**Aim**
Among the lines below, count those with "Predicted". Give the total alone.

— START Information supplied —

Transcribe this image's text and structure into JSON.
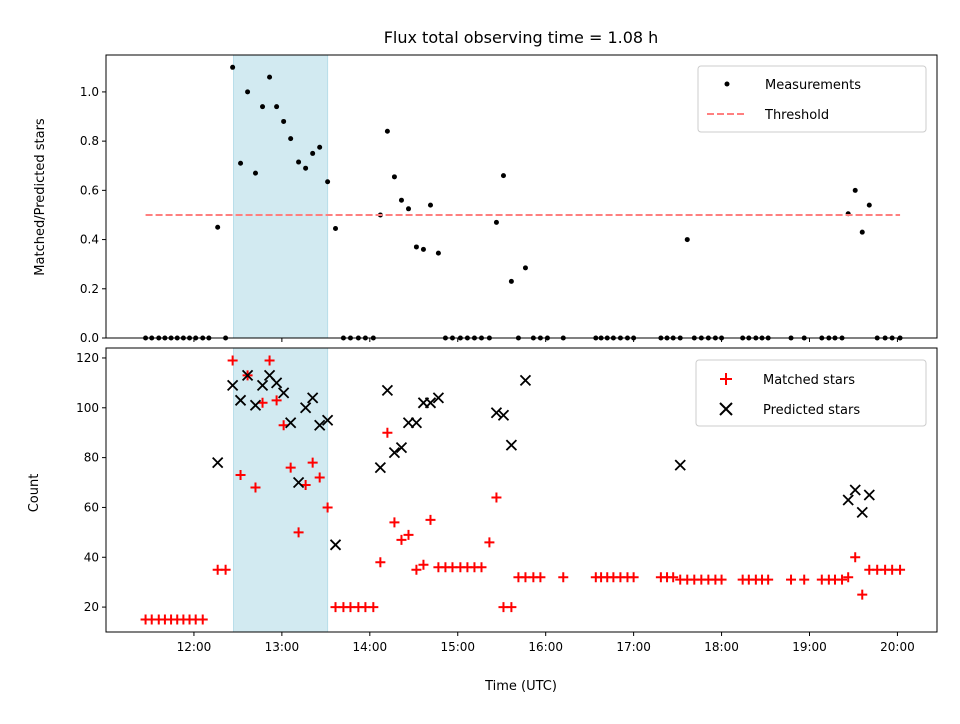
{
  "chart_data": [
    {
      "type": "scatter",
      "title": "Flux total observing time = 1.08 h",
      "ylabel": "Matched/Predicted stars",
      "xlabel": "",
      "xlim": [
        11.0,
        20.45
      ],
      "ylim": [
        0,
        1.15
      ],
      "yticks": [
        0.0,
        0.2,
        0.4,
        0.6,
        0.8,
        1.0
      ],
      "ytick_labels": [
        "0.0",
        "0.2",
        "0.4",
        "0.6",
        "0.8",
        "1.0"
      ],
      "shaded_span": [
        12.45,
        13.52
      ],
      "shade_color": "#add8e6",
      "legend_position": "top-right",
      "legend_entries": [
        "Measurements",
        "Threshold"
      ],
      "series": [
        {
          "name": "Measurements",
          "marker": "dot",
          "color": "#000000",
          "x": [
            11.45,
            11.52,
            11.6,
            11.67,
            11.74,
            11.81,
            11.88,
            11.95,
            12.02,
            12.1,
            12.17,
            12.27,
            12.36,
            12.44,
            12.53,
            12.61,
            12.7,
            12.78,
            12.86,
            12.94,
            13.02,
            13.1,
            13.19,
            13.27,
            13.35,
            13.43,
            13.52,
            13.61,
            13.7,
            13.78,
            13.87,
            13.95,
            14.04,
            14.12,
            14.2,
            14.28,
            14.36,
            14.44,
            14.53,
            14.61,
            14.69,
            14.78,
            14.86,
            14.94,
            15.03,
            15.11,
            15.19,
            15.27,
            15.36,
            15.44,
            15.52,
            15.61,
            15.69,
            15.77,
            15.86,
            15.94,
            16.02,
            16.2,
            16.57,
            16.63,
            16.7,
            16.77,
            16.85,
            16.93,
            17.0,
            17.31,
            17.38,
            17.45,
            17.53,
            17.61,
            17.69,
            17.77,
            17.85,
            17.93,
            18.0,
            18.24,
            18.31,
            18.39,
            18.46,
            18.53,
            18.79,
            18.94,
            19.14,
            19.22,
            19.29,
            19.37,
            19.44,
            19.52,
            19.6,
            19.68,
            19.77,
            19.86,
            19.94,
            20.03
          ],
          "y": [
            0,
            0,
            0,
            0,
            0,
            0,
            0,
            0,
            0,
            0,
            0,
            0.45,
            0,
            1.1,
            0.71,
            1.0,
            0.67,
            0.94,
            1.06,
            0.94,
            0.88,
            0.81,
            0.715,
            0.69,
            0.75,
            0.775,
            0.635,
            0.445,
            0,
            0,
            0,
            0,
            0,
            0.5,
            0.84,
            0.655,
            0.56,
            0.525,
            0.37,
            0.36,
            0.54,
            0.345,
            0,
            0,
            0,
            0,
            0,
            0,
            0,
            0.47,
            0.66,
            0.23,
            0,
            0.285,
            0,
            0,
            0,
            0,
            0,
            0,
            0,
            0,
            0,
            0,
            0,
            0,
            0,
            0,
            0,
            0.4,
            0,
            0,
            0,
            0,
            0,
            0,
            0,
            0,
            0,
            0,
            0,
            0,
            0,
            0,
            0,
            0,
            0.505,
            0.6,
            0.43,
            0.54,
            0,
            0,
            0,
            0
          ]
        },
        {
          "name": "Threshold",
          "style": "dashed",
          "color": "#ff7f7f",
          "x": [
            11.45,
            20.03
          ],
          "y": [
            0.5,
            0.5
          ]
        }
      ]
    },
    {
      "type": "scatter",
      "title": "",
      "xlabel": "Time (UTC)",
      "ylabel": "Count",
      "xlim": [
        11.0,
        20.45
      ],
      "ylim": [
        10,
        124
      ],
      "yticks": [
        20,
        40,
        60,
        80,
        100,
        120
      ],
      "ytick_labels": [
        "20",
        "40",
        "60",
        "80",
        "100",
        "120"
      ],
      "xticks": [
        12,
        13,
        14,
        15,
        16,
        17,
        18,
        19,
        20
      ],
      "xtick_labels": [
        "12:00",
        "13:00",
        "14:00",
        "15:00",
        "16:00",
        "17:00",
        "18:00",
        "19:00",
        "20:00"
      ],
      "shaded_span": [
        12.45,
        13.52
      ],
      "shade_color": "#add8e6",
      "legend_position": "top-right",
      "legend_entries": [
        "Matched stars",
        "Predicted stars"
      ],
      "series": [
        {
          "name": "Matched stars",
          "marker": "plus",
          "color": "#ff0000",
          "x": [
            11.45,
            11.52,
            11.6,
            11.67,
            11.74,
            11.81,
            11.88,
            11.95,
            12.02,
            12.1,
            12.27,
            12.36,
            12.44,
            12.53,
            12.61,
            12.7,
            12.78,
            12.86,
            12.94,
            13.02,
            13.1,
            13.19,
            13.27,
            13.35,
            13.43,
            13.52,
            13.61,
            13.7,
            13.78,
            13.87,
            13.95,
            14.04,
            14.12,
            14.2,
            14.28,
            14.36,
            14.44,
            14.53,
            14.61,
            14.69,
            14.78,
            14.86,
            14.94,
            15.03,
            15.11,
            15.19,
            15.27,
            15.36,
            15.44,
            15.52,
            15.61,
            15.69,
            15.77,
            15.86,
            15.94,
            16.2,
            16.57,
            16.63,
            16.7,
            16.77,
            16.85,
            16.93,
            17.0,
            17.31,
            17.38,
            17.45,
            17.53,
            17.61,
            17.69,
            17.77,
            17.85,
            17.93,
            18.0,
            18.24,
            18.31,
            18.39,
            18.46,
            18.53,
            18.79,
            18.94,
            19.14,
            19.22,
            19.29,
            19.37,
            19.44,
            19.52,
            19.6,
            19.68,
            19.77,
            19.86,
            19.94,
            20.03
          ],
          "y": [
            15,
            15,
            15,
            15,
            15,
            15,
            15,
            15,
            15,
            15,
            35,
            35,
            119,
            73,
            113,
            68,
            102,
            119,
            103,
            93,
            76,
            50,
            69,
            78,
            72,
            60,
            20,
            20,
            20,
            20,
            20,
            20,
            38,
            90,
            54,
            47,
            49,
            35,
            37,
            55,
            36,
            36,
            36,
            36,
            36,
            36,
            36,
            46,
            64,
            20,
            20,
            32,
            32,
            32,
            32,
            32,
            32,
            32,
            32,
            32,
            32,
            32,
            32,
            32,
            32,
            32,
            31,
            31,
            31,
            31,
            31,
            31,
            31,
            31,
            31,
            31,
            31,
            31,
            31,
            31,
            31,
            31,
            31,
            31,
            32,
            40,
            25,
            35,
            35,
            35,
            35,
            35
          ]
        },
        {
          "name": "Predicted stars",
          "marker": "x",
          "color": "#000000",
          "x": [
            12.27,
            12.44,
            12.53,
            12.61,
            12.7,
            12.78,
            12.86,
            12.94,
            13.02,
            13.1,
            13.19,
            13.27,
            13.35,
            13.43,
            13.52,
            13.61,
            14.12,
            14.2,
            14.28,
            14.36,
            14.44,
            14.53,
            14.61,
            14.69,
            14.78,
            15.44,
            15.52,
            15.61,
            15.77,
            17.53,
            19.44,
            19.52,
            19.6,
            19.68
          ],
          "y": [
            78,
            109,
            103,
            113,
            101,
            109,
            113,
            110,
            106,
            94,
            70,
            100,
            104,
            93,
            95,
            45,
            76,
            107,
            82,
            84,
            94,
            94,
            102,
            102,
            104,
            98,
            97,
            85,
            111,
            77,
            63,
            67,
            58,
            65
          ]
        }
      ]
    }
  ]
}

— END Information supplied —

**The completed task**
3